**Excerpted data**
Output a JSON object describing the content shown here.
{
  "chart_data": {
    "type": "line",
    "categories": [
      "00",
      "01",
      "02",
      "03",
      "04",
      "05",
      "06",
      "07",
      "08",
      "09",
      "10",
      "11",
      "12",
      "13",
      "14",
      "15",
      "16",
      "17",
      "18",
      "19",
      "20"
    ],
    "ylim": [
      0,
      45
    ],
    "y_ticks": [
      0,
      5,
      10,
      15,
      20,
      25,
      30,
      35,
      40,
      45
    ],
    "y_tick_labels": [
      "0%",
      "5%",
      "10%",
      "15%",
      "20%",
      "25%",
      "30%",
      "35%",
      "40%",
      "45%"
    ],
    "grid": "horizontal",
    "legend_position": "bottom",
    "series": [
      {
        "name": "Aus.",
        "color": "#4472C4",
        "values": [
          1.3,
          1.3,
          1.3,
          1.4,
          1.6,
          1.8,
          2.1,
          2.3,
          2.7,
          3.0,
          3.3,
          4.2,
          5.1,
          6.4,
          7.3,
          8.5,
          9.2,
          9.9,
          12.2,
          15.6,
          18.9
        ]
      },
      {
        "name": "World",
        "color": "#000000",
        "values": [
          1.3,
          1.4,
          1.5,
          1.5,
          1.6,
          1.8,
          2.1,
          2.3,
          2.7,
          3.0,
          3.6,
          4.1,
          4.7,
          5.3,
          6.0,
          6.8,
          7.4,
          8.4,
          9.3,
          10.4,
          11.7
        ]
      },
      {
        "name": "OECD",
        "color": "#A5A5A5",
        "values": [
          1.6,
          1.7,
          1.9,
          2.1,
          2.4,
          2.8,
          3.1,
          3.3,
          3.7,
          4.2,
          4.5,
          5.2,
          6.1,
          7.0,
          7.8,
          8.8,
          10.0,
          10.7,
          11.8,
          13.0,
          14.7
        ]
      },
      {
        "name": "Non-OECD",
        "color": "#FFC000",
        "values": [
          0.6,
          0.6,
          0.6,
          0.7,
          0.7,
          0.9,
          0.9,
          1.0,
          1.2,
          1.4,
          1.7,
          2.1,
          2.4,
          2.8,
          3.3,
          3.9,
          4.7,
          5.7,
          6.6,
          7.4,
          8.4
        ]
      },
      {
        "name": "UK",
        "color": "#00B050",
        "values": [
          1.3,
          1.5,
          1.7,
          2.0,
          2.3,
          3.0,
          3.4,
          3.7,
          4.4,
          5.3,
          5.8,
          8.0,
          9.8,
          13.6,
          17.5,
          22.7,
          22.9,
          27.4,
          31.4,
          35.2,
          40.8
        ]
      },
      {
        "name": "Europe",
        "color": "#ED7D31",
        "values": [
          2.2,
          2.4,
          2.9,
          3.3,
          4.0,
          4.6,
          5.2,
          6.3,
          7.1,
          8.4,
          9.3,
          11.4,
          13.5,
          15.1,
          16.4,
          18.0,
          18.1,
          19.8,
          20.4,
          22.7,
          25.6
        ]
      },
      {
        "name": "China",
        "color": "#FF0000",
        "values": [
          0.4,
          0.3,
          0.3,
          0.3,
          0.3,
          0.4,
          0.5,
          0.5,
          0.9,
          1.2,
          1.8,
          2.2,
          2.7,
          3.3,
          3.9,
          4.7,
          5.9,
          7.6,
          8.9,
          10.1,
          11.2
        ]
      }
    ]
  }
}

**Task**
Search the entries for the word "color", then list each line that holds it.

**Solution to this problem**
        "color": "#4472C4",
        "color": "#000000",
        "color": "#A5A5A5",
        "color": "#FFC000",
        "color": "#00B050",
        "color": "#ED7D31",
        "color": "#FF0000",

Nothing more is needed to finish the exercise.